● **WHAT NEEDS TO BE DONE**
Select lines where the word "rate" appears.

● **RECORDS PROVIDED**
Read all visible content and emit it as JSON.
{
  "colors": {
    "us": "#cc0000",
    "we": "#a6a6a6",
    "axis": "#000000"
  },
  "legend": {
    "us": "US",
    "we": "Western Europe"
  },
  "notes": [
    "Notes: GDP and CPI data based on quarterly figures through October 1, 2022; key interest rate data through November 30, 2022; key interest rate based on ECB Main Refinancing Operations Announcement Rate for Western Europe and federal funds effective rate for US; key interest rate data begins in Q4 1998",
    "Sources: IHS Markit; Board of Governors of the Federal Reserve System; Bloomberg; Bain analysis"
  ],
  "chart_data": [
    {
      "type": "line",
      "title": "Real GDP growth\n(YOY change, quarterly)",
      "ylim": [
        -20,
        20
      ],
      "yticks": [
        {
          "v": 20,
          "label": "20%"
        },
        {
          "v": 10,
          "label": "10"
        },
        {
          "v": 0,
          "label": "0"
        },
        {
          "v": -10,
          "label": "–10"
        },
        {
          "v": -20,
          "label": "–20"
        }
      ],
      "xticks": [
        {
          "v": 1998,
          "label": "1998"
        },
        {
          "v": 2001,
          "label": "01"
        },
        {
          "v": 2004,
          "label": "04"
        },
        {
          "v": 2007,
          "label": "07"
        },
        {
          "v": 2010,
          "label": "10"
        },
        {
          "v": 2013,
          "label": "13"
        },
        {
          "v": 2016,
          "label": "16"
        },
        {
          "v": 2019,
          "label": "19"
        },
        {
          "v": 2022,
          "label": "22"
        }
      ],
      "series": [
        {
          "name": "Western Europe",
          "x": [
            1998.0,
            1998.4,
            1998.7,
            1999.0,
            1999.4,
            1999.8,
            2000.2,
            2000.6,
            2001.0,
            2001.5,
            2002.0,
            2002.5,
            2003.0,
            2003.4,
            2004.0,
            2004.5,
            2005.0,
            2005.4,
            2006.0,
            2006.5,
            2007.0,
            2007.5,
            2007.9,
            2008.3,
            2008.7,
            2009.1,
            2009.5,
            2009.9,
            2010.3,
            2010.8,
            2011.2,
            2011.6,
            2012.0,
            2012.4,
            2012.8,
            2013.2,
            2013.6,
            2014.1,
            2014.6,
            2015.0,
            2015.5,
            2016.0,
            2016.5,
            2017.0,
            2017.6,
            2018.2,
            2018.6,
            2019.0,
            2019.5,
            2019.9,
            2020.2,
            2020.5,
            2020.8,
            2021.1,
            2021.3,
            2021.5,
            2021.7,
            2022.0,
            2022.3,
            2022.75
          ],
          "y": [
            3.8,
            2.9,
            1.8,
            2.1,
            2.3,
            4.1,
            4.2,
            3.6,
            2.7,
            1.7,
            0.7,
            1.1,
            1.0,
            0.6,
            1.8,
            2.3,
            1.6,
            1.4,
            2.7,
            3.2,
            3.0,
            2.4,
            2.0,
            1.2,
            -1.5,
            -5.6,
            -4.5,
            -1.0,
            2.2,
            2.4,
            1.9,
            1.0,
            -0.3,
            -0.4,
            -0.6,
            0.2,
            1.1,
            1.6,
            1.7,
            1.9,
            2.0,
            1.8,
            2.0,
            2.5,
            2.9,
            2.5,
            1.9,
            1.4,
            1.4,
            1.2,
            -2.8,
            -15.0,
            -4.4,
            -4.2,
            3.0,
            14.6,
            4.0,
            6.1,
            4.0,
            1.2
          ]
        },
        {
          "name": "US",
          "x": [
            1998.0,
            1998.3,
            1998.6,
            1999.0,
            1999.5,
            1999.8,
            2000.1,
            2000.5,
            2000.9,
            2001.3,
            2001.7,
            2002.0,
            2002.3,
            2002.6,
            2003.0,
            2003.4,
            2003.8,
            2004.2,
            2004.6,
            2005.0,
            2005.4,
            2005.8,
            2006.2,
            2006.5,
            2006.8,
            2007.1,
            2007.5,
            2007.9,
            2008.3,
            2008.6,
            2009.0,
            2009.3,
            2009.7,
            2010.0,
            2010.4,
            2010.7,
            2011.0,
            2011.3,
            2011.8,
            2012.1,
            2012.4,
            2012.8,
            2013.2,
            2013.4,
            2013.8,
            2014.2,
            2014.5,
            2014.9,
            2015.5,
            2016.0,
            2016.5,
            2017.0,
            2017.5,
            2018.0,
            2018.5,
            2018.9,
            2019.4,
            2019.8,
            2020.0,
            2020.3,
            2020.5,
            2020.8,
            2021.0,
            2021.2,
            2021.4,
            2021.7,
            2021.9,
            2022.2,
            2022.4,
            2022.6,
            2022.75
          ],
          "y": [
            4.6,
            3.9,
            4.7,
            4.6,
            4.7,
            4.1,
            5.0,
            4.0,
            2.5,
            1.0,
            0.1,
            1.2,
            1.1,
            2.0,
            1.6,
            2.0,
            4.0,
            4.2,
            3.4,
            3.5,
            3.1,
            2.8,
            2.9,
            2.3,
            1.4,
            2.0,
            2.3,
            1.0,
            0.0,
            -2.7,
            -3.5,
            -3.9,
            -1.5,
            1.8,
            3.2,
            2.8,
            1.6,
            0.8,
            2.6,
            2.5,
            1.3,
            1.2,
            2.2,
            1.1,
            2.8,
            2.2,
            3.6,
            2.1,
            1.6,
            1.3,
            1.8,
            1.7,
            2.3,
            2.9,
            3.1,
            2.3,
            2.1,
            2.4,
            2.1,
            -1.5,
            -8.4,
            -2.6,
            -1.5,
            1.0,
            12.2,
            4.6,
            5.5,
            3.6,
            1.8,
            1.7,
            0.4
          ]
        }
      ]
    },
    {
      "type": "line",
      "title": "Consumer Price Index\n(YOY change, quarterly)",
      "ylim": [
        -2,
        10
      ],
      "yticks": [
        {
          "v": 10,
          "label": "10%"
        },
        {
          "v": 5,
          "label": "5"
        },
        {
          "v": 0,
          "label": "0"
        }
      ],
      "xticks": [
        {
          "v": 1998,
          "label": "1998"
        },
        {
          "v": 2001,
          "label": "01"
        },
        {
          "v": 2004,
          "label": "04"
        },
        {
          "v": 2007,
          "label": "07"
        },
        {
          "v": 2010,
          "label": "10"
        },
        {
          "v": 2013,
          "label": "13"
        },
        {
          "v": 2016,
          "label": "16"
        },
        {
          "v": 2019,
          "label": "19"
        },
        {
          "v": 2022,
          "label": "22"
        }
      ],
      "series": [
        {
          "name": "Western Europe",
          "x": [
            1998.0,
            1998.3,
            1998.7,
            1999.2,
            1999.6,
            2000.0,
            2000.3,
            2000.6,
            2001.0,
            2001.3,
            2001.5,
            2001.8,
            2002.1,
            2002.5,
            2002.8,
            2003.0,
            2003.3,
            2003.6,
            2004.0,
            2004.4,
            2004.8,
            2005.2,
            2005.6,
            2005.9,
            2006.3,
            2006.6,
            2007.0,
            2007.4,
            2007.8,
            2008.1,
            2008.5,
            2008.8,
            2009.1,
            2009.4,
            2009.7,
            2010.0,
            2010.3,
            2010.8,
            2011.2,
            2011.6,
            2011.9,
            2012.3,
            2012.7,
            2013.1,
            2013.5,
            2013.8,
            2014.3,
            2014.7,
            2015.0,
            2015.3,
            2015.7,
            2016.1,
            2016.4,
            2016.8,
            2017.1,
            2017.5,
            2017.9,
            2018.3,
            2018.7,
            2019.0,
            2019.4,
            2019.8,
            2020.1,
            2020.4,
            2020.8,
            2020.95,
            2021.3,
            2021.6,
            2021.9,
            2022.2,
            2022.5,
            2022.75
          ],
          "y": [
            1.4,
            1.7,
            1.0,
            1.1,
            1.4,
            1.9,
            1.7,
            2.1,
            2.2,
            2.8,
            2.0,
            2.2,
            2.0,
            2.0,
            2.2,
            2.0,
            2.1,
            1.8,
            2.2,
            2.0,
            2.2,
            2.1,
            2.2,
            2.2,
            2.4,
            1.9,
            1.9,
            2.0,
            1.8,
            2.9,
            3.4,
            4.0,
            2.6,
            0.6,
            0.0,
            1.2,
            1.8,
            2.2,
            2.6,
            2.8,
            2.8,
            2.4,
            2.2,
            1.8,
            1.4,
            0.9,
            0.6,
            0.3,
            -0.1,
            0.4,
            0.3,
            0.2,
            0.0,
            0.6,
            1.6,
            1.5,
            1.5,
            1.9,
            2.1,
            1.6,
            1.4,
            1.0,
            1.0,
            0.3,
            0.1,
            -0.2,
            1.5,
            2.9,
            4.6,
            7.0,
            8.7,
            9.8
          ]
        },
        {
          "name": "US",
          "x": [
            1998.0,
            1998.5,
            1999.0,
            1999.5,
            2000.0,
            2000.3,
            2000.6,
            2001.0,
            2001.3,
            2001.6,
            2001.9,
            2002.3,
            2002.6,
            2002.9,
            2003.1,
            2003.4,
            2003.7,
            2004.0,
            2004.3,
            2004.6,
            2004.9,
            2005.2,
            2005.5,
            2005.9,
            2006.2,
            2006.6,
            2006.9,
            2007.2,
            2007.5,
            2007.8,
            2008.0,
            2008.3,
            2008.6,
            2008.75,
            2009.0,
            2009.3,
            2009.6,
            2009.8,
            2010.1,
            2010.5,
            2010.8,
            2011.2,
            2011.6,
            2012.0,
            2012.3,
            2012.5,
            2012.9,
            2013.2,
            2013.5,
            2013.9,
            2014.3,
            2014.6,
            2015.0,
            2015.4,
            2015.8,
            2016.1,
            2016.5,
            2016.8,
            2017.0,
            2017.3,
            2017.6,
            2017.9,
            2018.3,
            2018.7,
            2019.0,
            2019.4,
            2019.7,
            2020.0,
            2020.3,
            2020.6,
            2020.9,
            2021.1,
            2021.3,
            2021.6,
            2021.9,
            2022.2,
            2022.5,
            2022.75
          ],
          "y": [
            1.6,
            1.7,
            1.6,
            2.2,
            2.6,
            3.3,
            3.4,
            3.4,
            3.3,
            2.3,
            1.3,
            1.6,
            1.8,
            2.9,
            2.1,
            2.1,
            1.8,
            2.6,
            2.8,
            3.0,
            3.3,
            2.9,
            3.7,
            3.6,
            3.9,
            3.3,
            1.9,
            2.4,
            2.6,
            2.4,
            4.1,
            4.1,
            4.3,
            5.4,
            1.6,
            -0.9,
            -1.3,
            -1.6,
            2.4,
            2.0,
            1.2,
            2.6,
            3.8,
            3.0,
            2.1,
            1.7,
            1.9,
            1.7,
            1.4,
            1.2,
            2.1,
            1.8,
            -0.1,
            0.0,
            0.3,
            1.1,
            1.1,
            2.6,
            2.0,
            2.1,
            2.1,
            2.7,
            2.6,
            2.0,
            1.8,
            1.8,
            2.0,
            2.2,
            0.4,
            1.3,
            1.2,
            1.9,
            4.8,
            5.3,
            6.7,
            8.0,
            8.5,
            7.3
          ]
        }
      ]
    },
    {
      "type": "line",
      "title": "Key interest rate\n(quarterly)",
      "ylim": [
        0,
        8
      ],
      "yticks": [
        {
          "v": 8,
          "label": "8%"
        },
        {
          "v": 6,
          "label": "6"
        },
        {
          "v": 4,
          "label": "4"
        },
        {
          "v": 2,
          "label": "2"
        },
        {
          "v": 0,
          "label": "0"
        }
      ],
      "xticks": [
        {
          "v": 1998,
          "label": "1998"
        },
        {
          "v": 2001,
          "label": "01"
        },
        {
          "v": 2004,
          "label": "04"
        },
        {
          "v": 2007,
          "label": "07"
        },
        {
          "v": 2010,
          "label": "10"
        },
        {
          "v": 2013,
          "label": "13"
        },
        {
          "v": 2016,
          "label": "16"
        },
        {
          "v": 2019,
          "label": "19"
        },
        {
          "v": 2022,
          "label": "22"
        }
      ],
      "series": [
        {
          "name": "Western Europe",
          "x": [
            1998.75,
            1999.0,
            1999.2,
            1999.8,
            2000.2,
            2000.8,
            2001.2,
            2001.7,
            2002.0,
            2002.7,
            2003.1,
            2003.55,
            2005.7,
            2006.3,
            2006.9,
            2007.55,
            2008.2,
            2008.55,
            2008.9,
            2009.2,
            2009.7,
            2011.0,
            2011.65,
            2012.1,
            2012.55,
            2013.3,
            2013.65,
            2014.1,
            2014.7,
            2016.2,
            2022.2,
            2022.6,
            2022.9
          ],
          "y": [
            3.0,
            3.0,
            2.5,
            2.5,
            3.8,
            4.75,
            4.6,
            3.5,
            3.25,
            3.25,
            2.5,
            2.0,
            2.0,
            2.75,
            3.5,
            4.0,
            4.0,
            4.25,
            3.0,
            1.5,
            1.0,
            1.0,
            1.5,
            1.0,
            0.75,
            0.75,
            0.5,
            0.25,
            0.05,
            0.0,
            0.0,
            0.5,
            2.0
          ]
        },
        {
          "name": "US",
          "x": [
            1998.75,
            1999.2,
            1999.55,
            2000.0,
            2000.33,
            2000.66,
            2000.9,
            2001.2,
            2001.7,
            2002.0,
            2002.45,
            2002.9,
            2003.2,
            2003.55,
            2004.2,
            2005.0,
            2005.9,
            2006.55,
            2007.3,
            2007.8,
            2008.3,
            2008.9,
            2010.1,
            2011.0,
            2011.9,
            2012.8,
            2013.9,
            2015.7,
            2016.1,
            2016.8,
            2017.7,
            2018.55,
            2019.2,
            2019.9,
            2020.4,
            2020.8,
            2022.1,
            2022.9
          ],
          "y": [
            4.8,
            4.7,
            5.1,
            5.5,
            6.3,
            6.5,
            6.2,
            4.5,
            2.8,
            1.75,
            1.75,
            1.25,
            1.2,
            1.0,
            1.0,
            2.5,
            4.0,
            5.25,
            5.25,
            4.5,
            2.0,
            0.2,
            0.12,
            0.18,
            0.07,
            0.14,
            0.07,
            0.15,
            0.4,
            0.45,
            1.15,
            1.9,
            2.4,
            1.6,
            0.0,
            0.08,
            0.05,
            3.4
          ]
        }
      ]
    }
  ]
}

● **RESULT OF THE TASK**
    "Notes: GDP and CPI data based on quarterly figures through October 1, 2022; key interest rate data through November 30, 2022; key interest rate based on ECB Main Refinancing Operations Announcement Rate for Western Europe and federal funds effective rate for US; key interest rate data begins in Q4 1998",
      "title": "Key interest rate\n(quarterly)",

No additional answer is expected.